### [Given information]
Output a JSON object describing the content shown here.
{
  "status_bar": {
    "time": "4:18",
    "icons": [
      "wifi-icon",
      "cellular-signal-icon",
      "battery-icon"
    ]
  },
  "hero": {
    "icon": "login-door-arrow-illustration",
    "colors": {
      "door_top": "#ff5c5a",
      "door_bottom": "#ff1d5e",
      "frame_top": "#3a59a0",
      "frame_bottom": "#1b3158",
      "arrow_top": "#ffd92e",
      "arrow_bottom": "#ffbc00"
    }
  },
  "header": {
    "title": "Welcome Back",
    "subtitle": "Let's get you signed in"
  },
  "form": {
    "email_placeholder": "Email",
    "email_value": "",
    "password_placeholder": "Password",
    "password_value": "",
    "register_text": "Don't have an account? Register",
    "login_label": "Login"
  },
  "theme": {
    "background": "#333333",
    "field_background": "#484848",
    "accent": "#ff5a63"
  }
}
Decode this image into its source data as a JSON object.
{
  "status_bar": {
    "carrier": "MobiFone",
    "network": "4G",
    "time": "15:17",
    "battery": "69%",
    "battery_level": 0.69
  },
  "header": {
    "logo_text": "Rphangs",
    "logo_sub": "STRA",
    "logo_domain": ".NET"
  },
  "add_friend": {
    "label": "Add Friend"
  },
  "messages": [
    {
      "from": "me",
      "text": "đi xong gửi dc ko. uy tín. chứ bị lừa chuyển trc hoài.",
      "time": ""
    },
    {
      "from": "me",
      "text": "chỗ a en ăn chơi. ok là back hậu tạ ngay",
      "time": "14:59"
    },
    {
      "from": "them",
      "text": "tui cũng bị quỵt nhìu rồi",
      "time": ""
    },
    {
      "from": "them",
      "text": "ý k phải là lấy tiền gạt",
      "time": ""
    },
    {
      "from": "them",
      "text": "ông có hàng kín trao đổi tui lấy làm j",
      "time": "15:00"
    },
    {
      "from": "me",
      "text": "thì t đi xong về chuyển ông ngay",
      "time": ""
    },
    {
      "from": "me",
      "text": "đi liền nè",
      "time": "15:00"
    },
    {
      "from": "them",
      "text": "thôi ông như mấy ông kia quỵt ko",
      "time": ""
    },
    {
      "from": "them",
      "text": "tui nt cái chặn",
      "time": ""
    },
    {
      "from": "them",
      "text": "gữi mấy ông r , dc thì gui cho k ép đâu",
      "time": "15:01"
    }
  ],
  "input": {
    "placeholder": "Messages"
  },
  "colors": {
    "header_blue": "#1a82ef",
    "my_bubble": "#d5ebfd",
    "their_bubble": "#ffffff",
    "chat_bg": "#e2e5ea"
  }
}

### [What the task asks]
Reproduce every line of the data verbatim.

### [Reply to the task]
Output a JSON object describing the content shown here.
{
  "status_bar": {
    "time": "4:18",
    "icons": [
      "wifi-icon",
      "cellular-signal-icon",
      "battery-icon"
    ]
  },
  "hero": {
    "icon": "login-door-arrow-illustration",
    "colors": {
      "door_top": "#ff5c5a",
      "door_bottom": "#ff1d5e",
      "frame_top": "#3a59a0",
      "frame_bottom": "#1b3158",
      "arrow_top": "#ffd92e",
      "arrow_bottom": "#ffbc00"
    }
  },
  "header": {
    "title": "Welcome Back",
    "subtitle": "Let's get you signed in"
  },
  "form": {
    "email_placeholder": "Email",
    "email_value": "",
    "password_placeholder": "Password",
    "password_value": "",
    "register_text": "Don't have an account? Register",
    "login_label": "Login"
  },
  "theme": {
    "background": "#333333",
    "field_background": "#484848",
    "accent": "#ff5a63"
  }
}
Decode this image into its source data as a JSON object.
{
  "status_bar": {
    "carrier": "MobiFone",
    "network": "4G",
    "time": "15:17",
    "battery": "69%",
    "battery_level": 0.69
  },
  "header": {
    "logo_text": "Rphangs",
    "logo_sub": "STRA",
    "logo_domain": ".NET"
  },
  "add_friend": {
    "label": "Add Friend"
  },
  "messages": [
    {
      "from": "me",
      "text": "đi xong gửi dc ko. uy tín. chứ bị lừa chuyển trc hoài.",
      "time": ""
    },
    {
      "from": "me",
      "text": "chỗ a en ăn chơi. ok là back hậu tạ ngay",
      "time": "14:59"
    },
    {
      "from": "them",
      "text": "tui cũng bị quỵt nhìu rồi",
      "time": ""
    },
    {
      "from": "them",
      "text": "ý k phải là lấy tiền gạt",
      "time": ""
    },
    {
      "from": "them",
      "text": "ông có hàng kín trao đổi tui lấy làm j",
      "time": "15:00"
    },
    {
      "from": "me",
      "text": "thì t đi xong về chuyển ông ngay",
      "time": ""
    },
    {
      "from": "me",
      "text": "đi liền nè",
      "time": "15:00"
    },
    {
      "from": "them",
      "text": "thôi ông như mấy ông kia quỵt ko",
      "time": ""
    },
    {
      "from": "them",
      "text": "tui nt cái chặn",
      "time": ""
    },
    {
      "from": "them",
      "text": "gữi mấy ông r , dc thì gui cho k ép đâu",
      "time": "15:01"
    }
  ],
  "input": {
    "placeholder": "Messages"
  },
  "colors": {
    "header_blue": "#1a82ef",
    "my_bubble": "#d5ebfd",
    "their_bubble": "#ffffff",
    "chat_bg": "#e2e5ea"
  }
}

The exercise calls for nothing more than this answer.